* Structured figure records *
__________
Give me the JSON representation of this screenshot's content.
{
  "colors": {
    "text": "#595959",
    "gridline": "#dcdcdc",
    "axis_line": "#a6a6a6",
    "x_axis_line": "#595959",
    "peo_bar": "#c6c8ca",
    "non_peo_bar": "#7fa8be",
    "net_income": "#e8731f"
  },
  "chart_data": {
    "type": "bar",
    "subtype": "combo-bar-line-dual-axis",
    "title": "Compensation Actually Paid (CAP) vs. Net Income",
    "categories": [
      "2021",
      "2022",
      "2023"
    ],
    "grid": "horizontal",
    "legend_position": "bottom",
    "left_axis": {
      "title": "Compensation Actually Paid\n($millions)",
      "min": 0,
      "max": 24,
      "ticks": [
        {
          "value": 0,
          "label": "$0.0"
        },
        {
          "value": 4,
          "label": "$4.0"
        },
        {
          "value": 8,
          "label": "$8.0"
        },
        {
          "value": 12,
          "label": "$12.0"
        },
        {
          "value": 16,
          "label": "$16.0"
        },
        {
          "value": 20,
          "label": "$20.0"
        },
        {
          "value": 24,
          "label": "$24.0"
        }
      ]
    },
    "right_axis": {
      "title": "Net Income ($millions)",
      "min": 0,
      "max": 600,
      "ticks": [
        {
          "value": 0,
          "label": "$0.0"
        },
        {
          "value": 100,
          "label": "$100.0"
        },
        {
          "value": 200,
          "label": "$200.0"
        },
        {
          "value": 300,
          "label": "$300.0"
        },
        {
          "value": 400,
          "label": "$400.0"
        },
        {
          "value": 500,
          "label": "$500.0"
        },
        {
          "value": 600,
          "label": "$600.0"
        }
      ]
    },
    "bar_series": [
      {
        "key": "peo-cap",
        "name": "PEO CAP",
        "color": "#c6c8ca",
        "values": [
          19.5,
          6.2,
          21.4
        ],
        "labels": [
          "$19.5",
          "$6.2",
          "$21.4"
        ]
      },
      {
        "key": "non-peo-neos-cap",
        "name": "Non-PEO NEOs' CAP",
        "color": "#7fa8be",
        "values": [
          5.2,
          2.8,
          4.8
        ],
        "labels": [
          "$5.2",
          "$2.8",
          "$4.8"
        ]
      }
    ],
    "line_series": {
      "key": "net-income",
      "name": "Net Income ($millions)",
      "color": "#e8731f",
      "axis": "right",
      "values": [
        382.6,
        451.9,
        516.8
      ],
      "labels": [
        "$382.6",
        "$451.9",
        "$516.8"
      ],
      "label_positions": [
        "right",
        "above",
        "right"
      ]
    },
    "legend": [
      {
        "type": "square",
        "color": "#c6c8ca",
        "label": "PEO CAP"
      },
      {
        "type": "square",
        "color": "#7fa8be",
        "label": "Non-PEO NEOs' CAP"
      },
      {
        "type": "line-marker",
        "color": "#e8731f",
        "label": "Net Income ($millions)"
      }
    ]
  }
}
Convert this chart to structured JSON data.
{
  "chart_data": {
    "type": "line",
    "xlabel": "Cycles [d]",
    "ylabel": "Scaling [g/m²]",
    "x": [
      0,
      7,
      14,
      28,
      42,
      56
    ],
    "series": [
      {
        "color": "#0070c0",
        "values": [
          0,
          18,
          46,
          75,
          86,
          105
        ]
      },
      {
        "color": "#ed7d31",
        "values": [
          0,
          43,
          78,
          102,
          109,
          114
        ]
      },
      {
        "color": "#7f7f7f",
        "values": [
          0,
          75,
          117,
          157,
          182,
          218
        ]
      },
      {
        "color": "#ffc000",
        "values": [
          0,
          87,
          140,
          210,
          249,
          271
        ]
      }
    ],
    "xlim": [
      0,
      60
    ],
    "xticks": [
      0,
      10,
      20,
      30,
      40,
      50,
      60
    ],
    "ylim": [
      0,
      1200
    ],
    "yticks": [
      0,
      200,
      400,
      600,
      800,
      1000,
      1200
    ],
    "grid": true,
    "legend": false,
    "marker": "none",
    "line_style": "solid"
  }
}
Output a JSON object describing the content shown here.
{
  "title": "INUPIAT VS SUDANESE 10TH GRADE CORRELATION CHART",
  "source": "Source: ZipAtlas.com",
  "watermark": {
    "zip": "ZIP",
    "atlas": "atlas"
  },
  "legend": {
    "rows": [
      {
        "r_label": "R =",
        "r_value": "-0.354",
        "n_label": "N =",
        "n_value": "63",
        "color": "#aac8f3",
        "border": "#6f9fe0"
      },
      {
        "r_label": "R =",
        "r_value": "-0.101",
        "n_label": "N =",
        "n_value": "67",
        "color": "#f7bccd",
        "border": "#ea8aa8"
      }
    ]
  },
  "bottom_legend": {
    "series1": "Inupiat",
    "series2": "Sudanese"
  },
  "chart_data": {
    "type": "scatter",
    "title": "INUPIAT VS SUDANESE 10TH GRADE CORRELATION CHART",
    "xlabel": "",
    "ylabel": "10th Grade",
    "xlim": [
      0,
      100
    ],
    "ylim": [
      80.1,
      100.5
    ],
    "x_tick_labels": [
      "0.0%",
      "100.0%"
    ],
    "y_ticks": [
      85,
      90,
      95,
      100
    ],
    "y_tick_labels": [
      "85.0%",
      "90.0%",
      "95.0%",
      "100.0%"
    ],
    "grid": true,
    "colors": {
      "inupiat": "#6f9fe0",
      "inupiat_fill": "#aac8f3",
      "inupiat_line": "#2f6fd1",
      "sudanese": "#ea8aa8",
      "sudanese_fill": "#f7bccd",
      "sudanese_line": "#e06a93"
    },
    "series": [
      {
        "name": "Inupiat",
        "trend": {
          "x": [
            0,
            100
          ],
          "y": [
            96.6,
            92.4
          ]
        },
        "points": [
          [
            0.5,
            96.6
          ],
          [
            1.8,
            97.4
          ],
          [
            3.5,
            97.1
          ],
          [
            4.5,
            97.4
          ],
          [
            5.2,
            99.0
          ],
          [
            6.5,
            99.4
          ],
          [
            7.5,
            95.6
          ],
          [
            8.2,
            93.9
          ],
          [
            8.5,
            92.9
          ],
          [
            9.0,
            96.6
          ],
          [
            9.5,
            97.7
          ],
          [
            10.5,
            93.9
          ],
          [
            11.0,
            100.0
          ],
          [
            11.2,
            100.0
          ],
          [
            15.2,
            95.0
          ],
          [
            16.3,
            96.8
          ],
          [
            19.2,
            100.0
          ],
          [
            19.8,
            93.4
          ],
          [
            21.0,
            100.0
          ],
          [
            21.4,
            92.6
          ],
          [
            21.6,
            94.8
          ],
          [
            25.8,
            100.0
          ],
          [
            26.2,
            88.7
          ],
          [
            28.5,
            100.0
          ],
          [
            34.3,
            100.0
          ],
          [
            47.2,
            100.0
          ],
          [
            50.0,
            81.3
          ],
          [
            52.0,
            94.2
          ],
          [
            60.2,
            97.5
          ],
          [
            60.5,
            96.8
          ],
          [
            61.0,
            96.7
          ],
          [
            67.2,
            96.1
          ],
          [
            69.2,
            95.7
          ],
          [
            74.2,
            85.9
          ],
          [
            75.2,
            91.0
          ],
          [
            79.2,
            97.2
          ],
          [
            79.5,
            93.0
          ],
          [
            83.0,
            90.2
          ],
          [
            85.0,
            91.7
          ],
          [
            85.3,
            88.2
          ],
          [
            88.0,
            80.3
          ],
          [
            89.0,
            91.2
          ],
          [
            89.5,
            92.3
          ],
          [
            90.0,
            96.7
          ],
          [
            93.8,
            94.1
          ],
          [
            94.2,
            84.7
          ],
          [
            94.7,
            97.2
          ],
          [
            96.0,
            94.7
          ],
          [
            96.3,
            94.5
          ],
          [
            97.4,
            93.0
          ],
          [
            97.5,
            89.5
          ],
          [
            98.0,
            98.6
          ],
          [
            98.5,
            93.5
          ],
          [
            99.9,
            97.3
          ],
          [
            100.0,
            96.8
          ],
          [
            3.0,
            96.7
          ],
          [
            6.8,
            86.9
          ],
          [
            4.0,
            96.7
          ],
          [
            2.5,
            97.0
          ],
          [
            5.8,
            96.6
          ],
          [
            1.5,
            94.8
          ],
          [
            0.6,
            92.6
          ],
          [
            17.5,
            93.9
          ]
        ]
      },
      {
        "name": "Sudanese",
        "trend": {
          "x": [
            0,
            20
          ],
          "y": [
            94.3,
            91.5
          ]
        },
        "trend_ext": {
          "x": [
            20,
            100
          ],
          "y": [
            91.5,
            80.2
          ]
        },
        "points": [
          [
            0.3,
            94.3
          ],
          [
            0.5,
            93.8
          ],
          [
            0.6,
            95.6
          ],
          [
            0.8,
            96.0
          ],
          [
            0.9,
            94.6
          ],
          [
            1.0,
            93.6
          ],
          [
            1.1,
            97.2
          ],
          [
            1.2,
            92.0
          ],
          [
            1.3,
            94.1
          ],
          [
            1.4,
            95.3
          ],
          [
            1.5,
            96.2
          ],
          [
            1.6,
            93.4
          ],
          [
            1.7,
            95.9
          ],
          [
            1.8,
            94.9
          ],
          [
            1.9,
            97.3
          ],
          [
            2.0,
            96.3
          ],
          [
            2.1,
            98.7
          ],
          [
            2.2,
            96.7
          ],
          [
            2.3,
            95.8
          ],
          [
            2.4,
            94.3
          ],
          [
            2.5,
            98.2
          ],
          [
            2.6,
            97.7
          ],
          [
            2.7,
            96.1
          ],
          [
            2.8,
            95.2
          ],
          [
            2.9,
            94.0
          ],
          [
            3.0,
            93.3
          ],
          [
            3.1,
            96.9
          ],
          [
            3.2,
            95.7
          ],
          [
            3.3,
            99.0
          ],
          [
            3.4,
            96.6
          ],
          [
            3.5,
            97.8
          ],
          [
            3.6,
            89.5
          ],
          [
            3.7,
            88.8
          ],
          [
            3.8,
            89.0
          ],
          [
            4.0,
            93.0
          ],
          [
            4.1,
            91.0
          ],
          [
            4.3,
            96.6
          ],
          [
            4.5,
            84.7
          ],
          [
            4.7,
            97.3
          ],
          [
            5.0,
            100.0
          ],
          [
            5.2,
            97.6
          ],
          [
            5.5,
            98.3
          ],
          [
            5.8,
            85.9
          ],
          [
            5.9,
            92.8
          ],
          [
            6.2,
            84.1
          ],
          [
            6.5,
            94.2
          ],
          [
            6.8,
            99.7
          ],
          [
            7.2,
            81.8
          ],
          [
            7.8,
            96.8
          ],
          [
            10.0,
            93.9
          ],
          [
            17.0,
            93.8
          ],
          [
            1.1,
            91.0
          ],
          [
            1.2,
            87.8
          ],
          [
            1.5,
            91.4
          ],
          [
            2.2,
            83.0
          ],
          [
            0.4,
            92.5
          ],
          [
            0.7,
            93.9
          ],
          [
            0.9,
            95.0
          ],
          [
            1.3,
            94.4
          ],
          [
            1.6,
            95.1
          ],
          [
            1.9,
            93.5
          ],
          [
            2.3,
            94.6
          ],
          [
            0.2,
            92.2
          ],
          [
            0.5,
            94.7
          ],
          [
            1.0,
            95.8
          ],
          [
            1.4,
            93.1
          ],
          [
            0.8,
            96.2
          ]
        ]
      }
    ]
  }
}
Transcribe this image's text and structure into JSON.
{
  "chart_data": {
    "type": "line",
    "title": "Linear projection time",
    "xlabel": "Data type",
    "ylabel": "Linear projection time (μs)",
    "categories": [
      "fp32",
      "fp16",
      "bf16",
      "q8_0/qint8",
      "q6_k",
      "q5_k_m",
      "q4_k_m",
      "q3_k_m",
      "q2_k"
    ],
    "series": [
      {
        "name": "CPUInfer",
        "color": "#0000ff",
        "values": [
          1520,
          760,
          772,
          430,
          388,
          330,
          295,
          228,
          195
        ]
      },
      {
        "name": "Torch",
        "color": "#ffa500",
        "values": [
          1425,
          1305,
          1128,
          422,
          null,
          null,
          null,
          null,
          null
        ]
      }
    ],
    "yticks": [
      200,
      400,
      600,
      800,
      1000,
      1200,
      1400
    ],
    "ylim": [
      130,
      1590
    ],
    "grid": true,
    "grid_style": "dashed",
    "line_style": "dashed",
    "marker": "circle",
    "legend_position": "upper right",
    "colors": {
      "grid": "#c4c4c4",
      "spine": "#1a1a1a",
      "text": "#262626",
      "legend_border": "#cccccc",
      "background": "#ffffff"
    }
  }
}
__________
* Problem to solve *
Take every line containing the word "xlabel" and copy it.

* Completed task *
    "xlabel": "Cycles [d]",
    "xlabel": "",
    "xlabel": "Data type",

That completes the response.